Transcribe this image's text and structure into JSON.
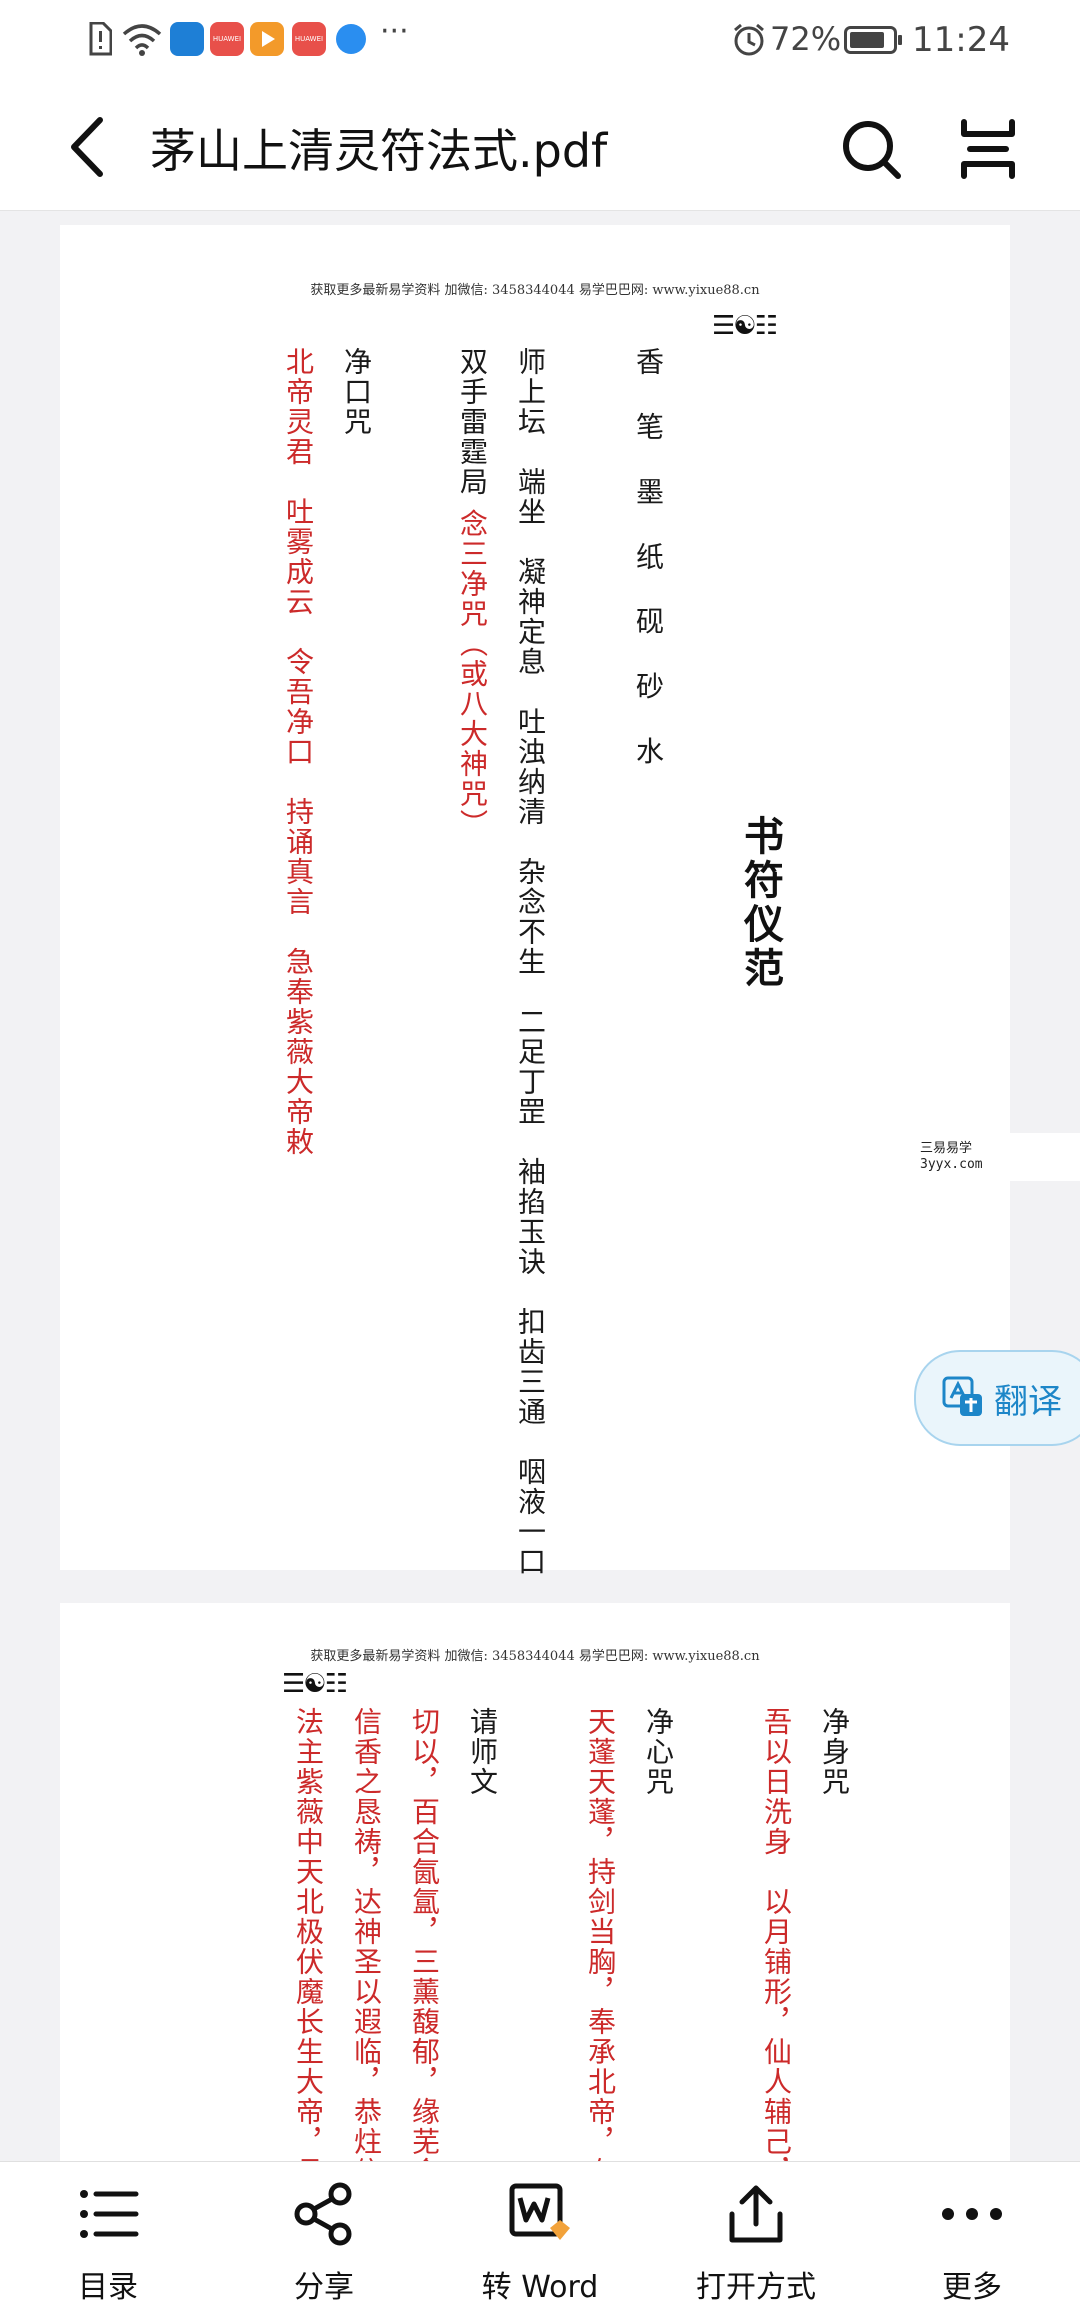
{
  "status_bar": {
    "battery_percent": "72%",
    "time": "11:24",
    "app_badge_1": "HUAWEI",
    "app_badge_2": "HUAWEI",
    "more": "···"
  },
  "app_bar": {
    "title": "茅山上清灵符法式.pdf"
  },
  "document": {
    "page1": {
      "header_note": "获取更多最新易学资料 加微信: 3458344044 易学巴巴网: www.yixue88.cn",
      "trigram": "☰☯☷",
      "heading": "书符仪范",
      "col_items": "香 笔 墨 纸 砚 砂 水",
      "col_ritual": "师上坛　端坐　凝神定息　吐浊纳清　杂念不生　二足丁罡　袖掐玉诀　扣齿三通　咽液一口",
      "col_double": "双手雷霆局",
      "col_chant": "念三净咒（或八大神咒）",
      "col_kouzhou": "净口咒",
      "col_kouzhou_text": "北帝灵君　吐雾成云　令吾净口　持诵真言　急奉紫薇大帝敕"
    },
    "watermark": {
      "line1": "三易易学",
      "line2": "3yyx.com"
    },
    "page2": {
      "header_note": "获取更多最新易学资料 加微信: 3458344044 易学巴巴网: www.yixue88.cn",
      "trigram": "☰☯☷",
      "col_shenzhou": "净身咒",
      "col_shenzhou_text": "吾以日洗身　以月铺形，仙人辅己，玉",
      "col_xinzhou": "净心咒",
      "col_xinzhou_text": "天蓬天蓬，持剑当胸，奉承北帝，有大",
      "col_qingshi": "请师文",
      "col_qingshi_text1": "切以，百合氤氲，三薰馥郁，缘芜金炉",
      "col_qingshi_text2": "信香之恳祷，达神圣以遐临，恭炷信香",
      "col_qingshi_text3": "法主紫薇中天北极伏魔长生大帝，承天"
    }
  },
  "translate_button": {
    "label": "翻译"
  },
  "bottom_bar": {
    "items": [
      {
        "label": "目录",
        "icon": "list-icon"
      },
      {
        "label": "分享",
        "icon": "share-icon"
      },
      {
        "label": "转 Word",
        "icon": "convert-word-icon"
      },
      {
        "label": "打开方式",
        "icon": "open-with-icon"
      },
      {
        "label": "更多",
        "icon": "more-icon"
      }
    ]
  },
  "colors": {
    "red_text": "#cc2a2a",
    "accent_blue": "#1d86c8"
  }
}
#####
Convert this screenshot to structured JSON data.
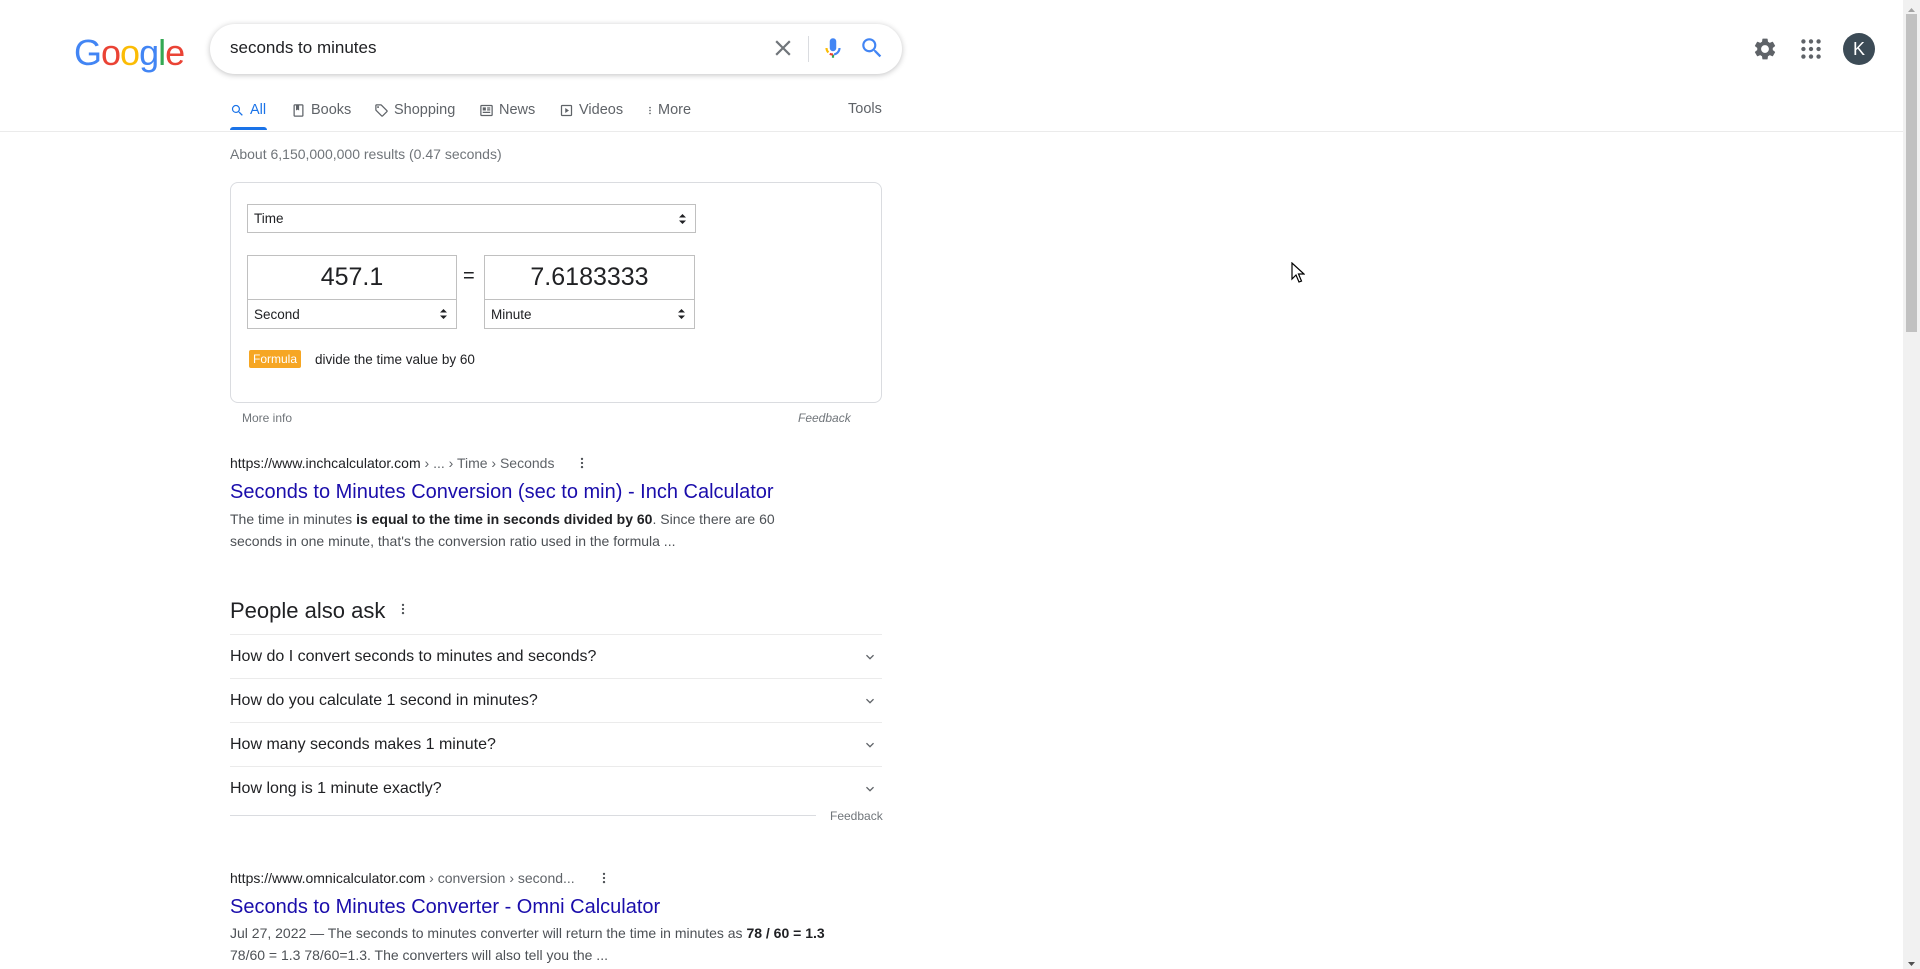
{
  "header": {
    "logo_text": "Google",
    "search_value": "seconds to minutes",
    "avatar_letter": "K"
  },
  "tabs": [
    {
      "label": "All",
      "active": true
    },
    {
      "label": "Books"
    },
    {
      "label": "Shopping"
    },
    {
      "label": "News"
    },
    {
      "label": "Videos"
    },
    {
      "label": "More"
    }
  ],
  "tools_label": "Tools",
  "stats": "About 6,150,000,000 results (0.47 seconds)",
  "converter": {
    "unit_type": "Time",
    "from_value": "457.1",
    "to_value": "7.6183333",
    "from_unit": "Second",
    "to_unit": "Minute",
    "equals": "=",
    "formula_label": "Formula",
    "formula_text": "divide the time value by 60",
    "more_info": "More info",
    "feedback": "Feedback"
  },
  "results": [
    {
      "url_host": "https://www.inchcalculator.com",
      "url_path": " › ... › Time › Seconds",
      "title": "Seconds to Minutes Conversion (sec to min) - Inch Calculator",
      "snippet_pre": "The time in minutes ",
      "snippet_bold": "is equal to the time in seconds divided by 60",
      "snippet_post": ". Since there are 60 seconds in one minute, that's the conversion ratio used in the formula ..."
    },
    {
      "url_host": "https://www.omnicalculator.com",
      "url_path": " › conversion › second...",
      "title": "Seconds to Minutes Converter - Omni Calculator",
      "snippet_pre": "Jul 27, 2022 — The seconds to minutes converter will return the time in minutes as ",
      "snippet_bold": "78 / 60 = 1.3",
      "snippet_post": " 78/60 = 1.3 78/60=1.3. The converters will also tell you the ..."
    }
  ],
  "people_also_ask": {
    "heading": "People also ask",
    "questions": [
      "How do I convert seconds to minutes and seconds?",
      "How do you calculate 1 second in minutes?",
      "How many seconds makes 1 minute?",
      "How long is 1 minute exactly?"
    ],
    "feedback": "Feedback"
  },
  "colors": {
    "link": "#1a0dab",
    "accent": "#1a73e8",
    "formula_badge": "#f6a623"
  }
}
#####
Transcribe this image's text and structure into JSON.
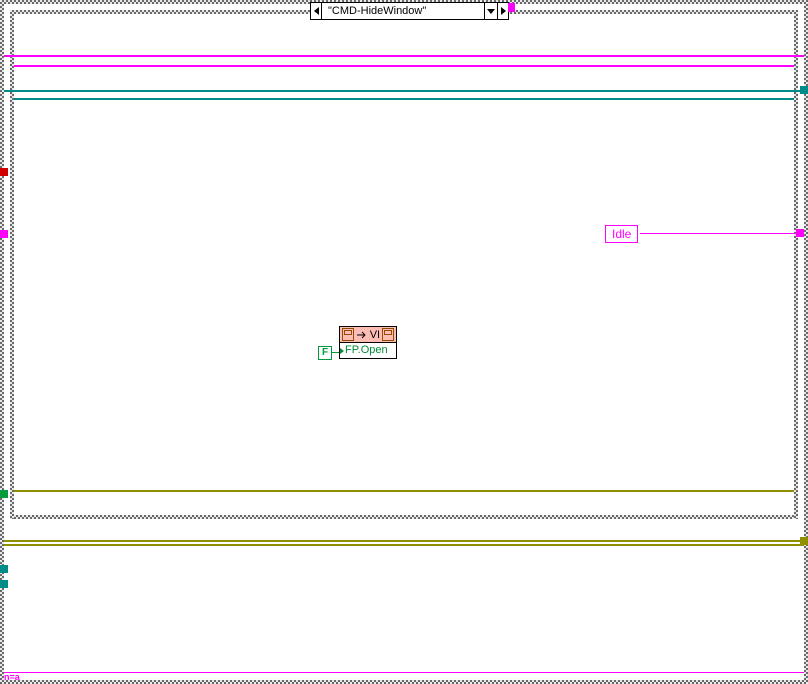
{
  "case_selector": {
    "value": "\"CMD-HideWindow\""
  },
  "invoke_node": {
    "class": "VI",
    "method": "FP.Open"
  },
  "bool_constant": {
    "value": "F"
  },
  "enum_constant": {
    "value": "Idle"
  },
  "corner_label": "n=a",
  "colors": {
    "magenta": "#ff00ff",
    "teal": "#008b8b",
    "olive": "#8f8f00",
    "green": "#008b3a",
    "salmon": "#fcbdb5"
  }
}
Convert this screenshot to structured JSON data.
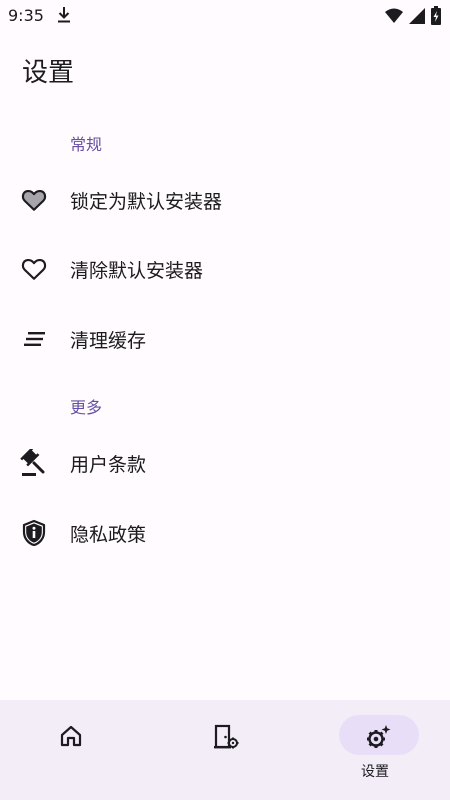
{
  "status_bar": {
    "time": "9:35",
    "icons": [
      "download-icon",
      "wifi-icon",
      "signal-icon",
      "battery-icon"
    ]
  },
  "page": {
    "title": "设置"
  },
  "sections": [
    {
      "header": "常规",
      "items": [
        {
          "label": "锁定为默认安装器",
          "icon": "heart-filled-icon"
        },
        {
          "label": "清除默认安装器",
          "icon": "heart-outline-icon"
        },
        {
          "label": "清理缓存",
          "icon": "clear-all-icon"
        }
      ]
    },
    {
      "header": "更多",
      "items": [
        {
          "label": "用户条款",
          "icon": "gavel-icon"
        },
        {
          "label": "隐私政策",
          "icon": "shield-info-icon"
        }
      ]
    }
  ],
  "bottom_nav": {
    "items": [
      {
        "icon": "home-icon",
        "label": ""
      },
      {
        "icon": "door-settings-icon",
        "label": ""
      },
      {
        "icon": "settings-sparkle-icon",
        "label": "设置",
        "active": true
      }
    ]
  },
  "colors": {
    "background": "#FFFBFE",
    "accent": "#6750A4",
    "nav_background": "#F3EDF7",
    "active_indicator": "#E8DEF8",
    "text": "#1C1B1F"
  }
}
#####
[Set exercise]: Tally the lines of the data that hold the string "title". Answer with the number and nothing more.

[Result below]: 4